## [Task details]
Copy each line of the data below exactly, leaving out pictures.

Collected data
========

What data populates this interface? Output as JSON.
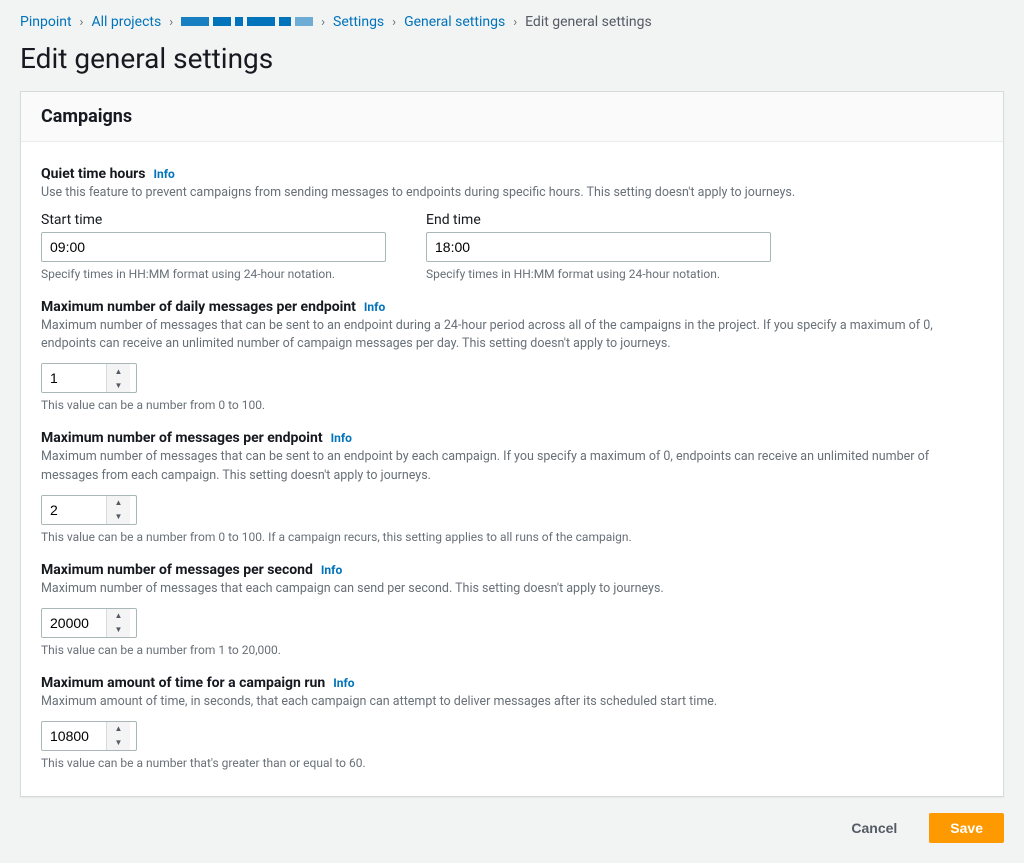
{
  "breadcrumb": {
    "items": [
      "Pinpoint",
      "All projects",
      "",
      "Settings",
      "General settings"
    ],
    "current": "Edit general settings"
  },
  "page_title": "Edit general settings",
  "panel_title": "Campaigns",
  "info_label": "Info",
  "quiet_time": {
    "title": "Quiet time hours",
    "desc": "Use this feature to prevent campaigns from sending messages to endpoints during specific hours. This setting doesn't apply to journeys.",
    "start_label": "Start time",
    "start_value": "09:00",
    "end_label": "End time",
    "end_value": "18:00",
    "hint": "Specify times in HH:MM format using 24-hour notation."
  },
  "daily_max": {
    "title": "Maximum number of daily messages per endpoint",
    "desc": "Maximum number of messages that can be sent to an endpoint during a 24-hour period across all of the campaigns in the project. If you specify a maximum of 0, endpoints can receive an unlimited number of campaign messages per day. This setting doesn't apply to journeys.",
    "value": "1",
    "hint": "This value can be a number from 0 to 100."
  },
  "per_endpoint": {
    "title": "Maximum number of messages per endpoint",
    "desc": "Maximum number of messages that can be sent to an endpoint by each campaign. If you specify a maximum of 0, endpoints can receive an unlimited number of messages from each campaign. This setting doesn't apply to journeys.",
    "value": "2",
    "hint": "This value can be a number from 0 to 100. If a campaign recurs, this setting applies to all runs of the campaign."
  },
  "per_second": {
    "title": "Maximum number of messages per second",
    "desc": "Maximum number of messages that each campaign can send per second. This setting doesn't apply to journeys.",
    "value": "20000",
    "hint": "This value can be a number from 1 to 20,000."
  },
  "run_time": {
    "title": "Maximum amount of time for a campaign run",
    "desc": "Maximum amount of time, in seconds, that each campaign can attempt to deliver messages after its scheduled start time.",
    "value": "10800",
    "hint": "This value can be a number that's greater than or equal to 60."
  },
  "actions": {
    "cancel": "Cancel",
    "save": "Save"
  }
}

========

## [Written solution]
What data populates this interface? Output as JSON.
{
  "breadcrumb": {
    "items": [
      "Pinpoint",
      "All projects",
      "",
      "Settings",
      "General settings"
    ],
    "current": "Edit general settings"
  },
  "page_title": "Edit general settings",
  "panel_title": "Campaigns",
  "info_label": "Info",
  "quiet_time": {
    "title": "Quiet time hours",
    "desc": "Use this feature to prevent campaigns from sending messages to endpoints during specific hours. This setting doesn't apply to journeys.",
    "start_label": "Start time",
    "start_value": "09:00",
    "end_label": "End time",
    "end_value": "18:00",
    "hint": "Specify times in HH:MM format using 24-hour notation."
  },
  "daily_max": {
    "title": "Maximum number of daily messages per endpoint",
    "desc": "Maximum number of messages that can be sent to an endpoint during a 24-hour period across all of the campaigns in the project. If you specify a maximum of 0, endpoints can receive an unlimited number of campaign messages per day. This setting doesn't apply to journeys.",
    "value": "1",
    "hint": "This value can be a number from 0 to 100."
  },
  "per_endpoint": {
    "title": "Maximum number of messages per endpoint",
    "desc": "Maximum number of messages that can be sent to an endpoint by each campaign. If you specify a maximum of 0, endpoints can receive an unlimited number of messages from each campaign. This setting doesn't apply to journeys.",
    "value": "2",
    "hint": "This value can be a number from 0 to 100. If a campaign recurs, this setting applies to all runs of the campaign."
  },
  "per_second": {
    "title": "Maximum number of messages per second",
    "desc": "Maximum number of messages that each campaign can send per second. This setting doesn't apply to journeys.",
    "value": "20000",
    "hint": "This value can be a number from 1 to 20,000."
  },
  "run_time": {
    "title": "Maximum amount of time for a campaign run",
    "desc": "Maximum amount of time, in seconds, that each campaign can attempt to deliver messages after its scheduled start time.",
    "value": "10800",
    "hint": "This value can be a number that's greater than or equal to 60."
  },
  "actions": {
    "cancel": "Cancel",
    "save": "Save"
  }
}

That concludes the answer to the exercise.